▸ What is asked: Without omitting anything, return the records precisely as given.

[Saved entries]
-- BEGIN --
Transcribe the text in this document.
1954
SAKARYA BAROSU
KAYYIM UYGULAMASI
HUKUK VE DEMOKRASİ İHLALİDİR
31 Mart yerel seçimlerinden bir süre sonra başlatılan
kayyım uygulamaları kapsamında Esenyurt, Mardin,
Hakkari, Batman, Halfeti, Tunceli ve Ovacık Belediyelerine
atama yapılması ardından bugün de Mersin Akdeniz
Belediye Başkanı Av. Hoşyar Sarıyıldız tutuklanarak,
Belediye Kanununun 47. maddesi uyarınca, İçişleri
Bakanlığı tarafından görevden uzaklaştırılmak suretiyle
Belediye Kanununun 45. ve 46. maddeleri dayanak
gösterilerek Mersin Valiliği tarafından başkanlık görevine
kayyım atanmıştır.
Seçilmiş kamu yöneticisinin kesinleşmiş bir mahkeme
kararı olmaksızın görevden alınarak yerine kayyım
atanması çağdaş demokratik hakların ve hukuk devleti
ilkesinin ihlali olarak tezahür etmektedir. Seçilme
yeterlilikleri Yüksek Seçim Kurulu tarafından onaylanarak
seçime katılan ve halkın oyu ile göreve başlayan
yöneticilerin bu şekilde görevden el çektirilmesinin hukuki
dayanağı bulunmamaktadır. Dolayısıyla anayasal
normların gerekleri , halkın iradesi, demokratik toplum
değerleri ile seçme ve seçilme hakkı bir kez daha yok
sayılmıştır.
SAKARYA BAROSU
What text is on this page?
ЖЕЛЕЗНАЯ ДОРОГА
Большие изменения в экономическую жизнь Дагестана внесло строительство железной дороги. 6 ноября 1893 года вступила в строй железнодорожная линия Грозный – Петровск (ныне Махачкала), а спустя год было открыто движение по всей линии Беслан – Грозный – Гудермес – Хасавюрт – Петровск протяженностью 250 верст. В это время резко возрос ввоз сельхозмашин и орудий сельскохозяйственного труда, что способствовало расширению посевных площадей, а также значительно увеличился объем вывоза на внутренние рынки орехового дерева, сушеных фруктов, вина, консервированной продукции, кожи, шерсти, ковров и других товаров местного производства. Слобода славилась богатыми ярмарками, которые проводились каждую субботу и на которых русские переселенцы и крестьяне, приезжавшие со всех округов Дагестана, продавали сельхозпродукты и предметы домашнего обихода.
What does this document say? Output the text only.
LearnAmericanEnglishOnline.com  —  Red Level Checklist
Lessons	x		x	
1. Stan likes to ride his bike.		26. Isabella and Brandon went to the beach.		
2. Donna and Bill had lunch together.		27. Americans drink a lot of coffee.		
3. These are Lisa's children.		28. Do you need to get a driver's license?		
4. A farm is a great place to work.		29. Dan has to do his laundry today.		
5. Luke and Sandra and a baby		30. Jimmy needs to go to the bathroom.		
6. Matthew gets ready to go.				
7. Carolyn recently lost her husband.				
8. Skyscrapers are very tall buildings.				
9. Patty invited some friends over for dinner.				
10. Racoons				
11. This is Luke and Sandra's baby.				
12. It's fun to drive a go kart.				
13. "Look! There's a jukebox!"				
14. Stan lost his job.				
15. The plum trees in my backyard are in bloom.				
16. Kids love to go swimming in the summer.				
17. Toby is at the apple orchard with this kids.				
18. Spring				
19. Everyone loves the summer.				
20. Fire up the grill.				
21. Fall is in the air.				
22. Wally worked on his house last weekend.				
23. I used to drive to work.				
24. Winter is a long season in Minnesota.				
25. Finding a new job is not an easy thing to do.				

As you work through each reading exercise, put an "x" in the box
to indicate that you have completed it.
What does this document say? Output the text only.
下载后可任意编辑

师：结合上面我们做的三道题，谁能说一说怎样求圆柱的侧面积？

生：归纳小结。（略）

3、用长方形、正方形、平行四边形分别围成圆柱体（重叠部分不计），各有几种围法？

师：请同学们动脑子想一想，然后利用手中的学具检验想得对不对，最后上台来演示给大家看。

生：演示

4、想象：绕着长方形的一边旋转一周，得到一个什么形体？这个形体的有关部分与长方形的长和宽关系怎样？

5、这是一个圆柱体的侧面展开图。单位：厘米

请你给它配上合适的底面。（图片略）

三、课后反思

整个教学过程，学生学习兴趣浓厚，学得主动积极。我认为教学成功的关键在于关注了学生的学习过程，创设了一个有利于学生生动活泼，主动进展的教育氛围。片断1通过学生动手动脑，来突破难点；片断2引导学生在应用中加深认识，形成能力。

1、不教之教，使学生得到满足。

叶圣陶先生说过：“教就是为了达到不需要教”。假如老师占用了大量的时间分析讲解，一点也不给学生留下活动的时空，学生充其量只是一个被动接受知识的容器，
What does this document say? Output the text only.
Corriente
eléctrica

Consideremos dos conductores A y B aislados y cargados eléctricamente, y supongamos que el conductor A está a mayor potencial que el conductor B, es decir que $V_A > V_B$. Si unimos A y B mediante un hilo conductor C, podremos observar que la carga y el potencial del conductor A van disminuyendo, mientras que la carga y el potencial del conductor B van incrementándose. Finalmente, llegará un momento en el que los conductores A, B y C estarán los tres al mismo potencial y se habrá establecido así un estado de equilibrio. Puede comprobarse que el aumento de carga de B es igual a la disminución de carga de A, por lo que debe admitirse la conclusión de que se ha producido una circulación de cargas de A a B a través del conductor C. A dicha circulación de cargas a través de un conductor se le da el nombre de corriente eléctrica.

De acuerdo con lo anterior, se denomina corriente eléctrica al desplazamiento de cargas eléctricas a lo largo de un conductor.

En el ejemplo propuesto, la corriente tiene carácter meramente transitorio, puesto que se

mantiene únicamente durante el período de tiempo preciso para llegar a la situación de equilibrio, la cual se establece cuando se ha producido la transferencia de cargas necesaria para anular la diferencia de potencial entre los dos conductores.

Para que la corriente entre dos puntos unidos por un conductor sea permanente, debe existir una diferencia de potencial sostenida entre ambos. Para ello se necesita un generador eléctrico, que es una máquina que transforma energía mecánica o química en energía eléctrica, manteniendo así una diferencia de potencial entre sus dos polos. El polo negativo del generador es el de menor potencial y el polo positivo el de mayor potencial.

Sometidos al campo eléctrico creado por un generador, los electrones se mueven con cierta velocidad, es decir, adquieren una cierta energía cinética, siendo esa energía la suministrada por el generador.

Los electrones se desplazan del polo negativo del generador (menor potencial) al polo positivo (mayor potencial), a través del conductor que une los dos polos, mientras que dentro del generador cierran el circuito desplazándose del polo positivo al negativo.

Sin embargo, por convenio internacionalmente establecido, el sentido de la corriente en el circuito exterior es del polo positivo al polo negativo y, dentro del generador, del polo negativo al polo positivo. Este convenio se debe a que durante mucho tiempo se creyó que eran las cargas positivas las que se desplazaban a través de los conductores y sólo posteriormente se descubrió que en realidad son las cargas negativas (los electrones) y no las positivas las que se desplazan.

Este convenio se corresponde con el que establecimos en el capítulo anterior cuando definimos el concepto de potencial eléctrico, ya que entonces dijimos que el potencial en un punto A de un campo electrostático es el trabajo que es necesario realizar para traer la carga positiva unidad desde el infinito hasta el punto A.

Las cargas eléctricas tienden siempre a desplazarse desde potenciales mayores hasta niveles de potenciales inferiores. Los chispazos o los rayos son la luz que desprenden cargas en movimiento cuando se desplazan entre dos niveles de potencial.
-- END --
▸ Exercise result:
Transcribe the text in this document.
1954
SAKARYA BAROSU
KAYYIM UYGULAMASI
HUKUK VE DEMOKRASİ İHLALİDİR
31 Mart yerel seçimlerinden bir süre sonra başlatılan
kayyım uygulamaları kapsamında Esenyurt, Mardin,
Hakkari, Batman, Halfeti, Tunceli ve Ovacık Belediyelerine
atama yapılması ardından bugün de Mersin Akdeniz
Belediye Başkanı Av. Hoşyar Sarıyıldız tutuklanarak,
Belediye Kanununun 47. maddesi uyarınca, İçişleri
Bakanlığı tarafından görevden uzaklaştırılmak suretiyle
Belediye Kanununun 45. ve 46. maddeleri dayanak
gösterilerek Mersin Valiliği tarafından başkanlık görevine
kayyım atanmıştır.
Seçilmiş kamu yöneticisinin kesinleşmiş bir mahkeme
kararı olmaksızın görevden alınarak yerine kayyım
atanması çağdaş demokratik hakların ve hukuk devleti
ilkesinin ihlali olarak tezahür etmektedir. Seçilme
yeterlilikleri Yüksek Seçim Kurulu tarafından onaylanarak
seçime katılan ve halkın oyu ile göreve başlayan
yöneticilerin bu şekilde görevden el çektirilmesinin hukuki
dayanağı bulunmamaktadır. Dolayısıyla anayasal
normların gerekleri , halkın iradesi, demokratik toplum
değerleri ile seçme ve seçilme hakkı bir kez daha yok
sayılmıştır.
SAKARYA BAROSU
What text is on this page?
ЖЕЛЕЗНАЯ ДОРОГА
Большие изменения в экономическую жизнь Дагестана внесло строительство железной дороги. 6 ноября 1893 года вступила в строй железнодорожная линия Грозный – Петровск (ныне Махачкала), а спустя год было открыто движение по всей линии Беслан – Грозный – Гудермес – Хасавюрт – Петровск протяженностью 250 верст. В это время резко возрос ввоз сельхозмашин и орудий сельскохозяйственного труда, что способствовало расширению посевных площадей, а также значительно увеличился объем вывоза на внутренние рынки орехового дерева, сушеных фруктов, вина, консервированной продукции, кожи, шерсти, ковров и других товаров местного производства. Слобода славилась богатыми ярмарками, которые проводились каждую субботу и на которых русские переселенцы и крестьяне, приезжавшие со всех округов Дагестана, продавали сельхозпродукты и предметы домашнего обихода.
What does this document say? Output the text only.
LearnAmericanEnglishOnline.com  —  Red Level Checklist
Lessons	x		x	
1. Stan likes to ride his bike.		26. Isabella and Brandon went to the beach.		
2. Donna and Bill had lunch together.		27. Americans drink a lot of coffee.		
3. These are Lisa's children.		28. Do you need to get a driver's license?		
4. A farm is a great place to work.		29. Dan has to do his laundry today.		
5. Luke and Sandra and a baby		30. Jimmy needs to go to the bathroom.		
6. Matthew gets ready to go.				
7. Carolyn recently lost her husband.				
8. Skyscrapers are very tall buildings.				
9. Patty invited some friends over for dinner.				
10. Racoons				
11. This is Luke and Sandra's baby.				
12. It's fun to drive a go kart.				
13. "Look! There's a jukebox!"				
14. Stan lost his job.				
15. The plum trees in my backyard are in bloom.				
16. Kids love to go swimming in the summer.				
17. Toby is at the apple orchard with this kids.				
18. Spring				
19. Everyone loves the summer.				
20. Fire up the grill.				
21. Fall is in the air.				
22. Wally worked on his house last weekend.				
23. I used to drive to work.				
24. Winter is a long season in Minnesota.				
25. Finding a new job is not an easy thing to do.				

As you work through each reading exercise, put an "x" in the box
to indicate that you have completed it.
What does this document say? Output the text only.
下载后可任意编辑

师：结合上面我们做的三道题，谁能说一说怎样求圆柱的侧面积？

生：归纳小结。（略）

3、用长方形、正方形、平行四边形分别围成圆柱体（重叠部分不计），各有几种围法？

师：请同学们动脑子想一想，然后利用手中的学具检验想得对不对，最后上台来演示给大家看。

生：演示

4、想象：绕着长方形的一边旋转一周，得到一个什么形体？这个形体的有关部分与长方形的长和宽关系怎样？

5、这是一个圆柱体的侧面展开图。单位：厘米

请你给它配上合适的底面。（图片略）

三、课后反思

整个教学过程，学生学习兴趣浓厚，学得主动积极。我认为教学成功的关键在于关注了学生的学习过程，创设了一个有利于学生生动活泼，主动进展的教育氛围。片断1通过学生动手动脑，来突破难点；片断2引导学生在应用中加深认识，形成能力。

1、不教之教，使学生得到满足。

叶圣陶先生说过：“教就是为了达到不需要教”。假如老师占用了大量的时间分析讲解，一点也不给学生留下活动的时空，学生充其量只是一个被动接受知识的容器，
What does this document say? Output the text only.
Corriente
eléctrica

Consideremos dos conductores A y B aislados y cargados eléctricamente, y supongamos que el conductor A está a mayor potencial que el conductor B, es decir que $V_A > V_B$. Si unimos A y B mediante un hilo conductor C, podremos observar que la carga y el potencial del conductor A van disminuyendo, mientras que la carga y el potencial del conductor B van incrementándose. Finalmente, llegará un momento en el que los conductores A, B y C estarán los tres al mismo potencial y se habrá establecido así un estado de equilibrio. Puede comprobarse que el aumento de carga de B es igual a la disminución de carga de A, por lo que debe admitirse la conclusión de que se ha producido una circulación de cargas de A a B a través del conductor C. A dicha circulación de cargas a través de un conductor se le da el nombre de corriente eléctrica.

De acuerdo con lo anterior, se denomina corriente eléctrica al desplazamiento de cargas eléctricas a lo largo de un conductor.

En el ejemplo propuesto, la corriente tiene carácter meramente transitorio, puesto que se

mantiene únicamente durante el período de tiempo preciso para llegar a la situación de equilibrio, la cual se establece cuando se ha producido la transferencia de cargas necesaria para anular la diferencia de potencial entre los dos conductores.

Para que la corriente entre dos puntos unidos por un conductor sea permanente, debe existir una diferencia de potencial sostenida entre ambos. Para ello se necesita un generador eléctrico, que es una máquina que transforma energía mecánica o química en energía eléctrica, manteniendo así una diferencia de potencial entre sus dos polos. El polo negativo del generador es el de menor potencial y el polo positivo el de mayor potencial.

Sometidos al campo eléctrico creado por un generador, los electrones se mueven con cierta velocidad, es decir, adquieren una cierta energía cinética, siendo esa energía la suministrada por el generador.

Los electrones se desplazan del polo negativo del generador (menor potencial) al polo positivo (mayor potencial), a través del conductor que une los dos polos, mientras que dentro del generador cierran el circuito desplazándose del polo positivo al negativo.

Sin embargo, por convenio internacionalmente establecido, el sentido de la corriente en el circuito exterior es del polo positivo al polo negativo y, dentro del generador, del polo negativo al polo positivo. Este convenio se debe a que durante mucho tiempo se creyó que eran las cargas positivas las que se desplazaban a través de los conductores y sólo posteriormente se descubrió que en realidad son las cargas negativas (los electrones) y no las positivas las que se desplazan.

Este convenio se corresponde con el que establecimos en el capítulo anterior cuando definimos el concepto de potencial eléctrico, ya que entonces dijimos que el potencial en un punto A de un campo electrostático es el trabajo que es necesario realizar para traer la carga positiva unidad desde el infinito hasta el punto A.

Las cargas eléctricas tienden siempre a desplazarse desde potenciales mayores hasta niveles de potenciales inferiores. Los chispazos o los rayos son la luz que desprenden cargas en movimiento cuando se desplazan entre dos niveles de potencial.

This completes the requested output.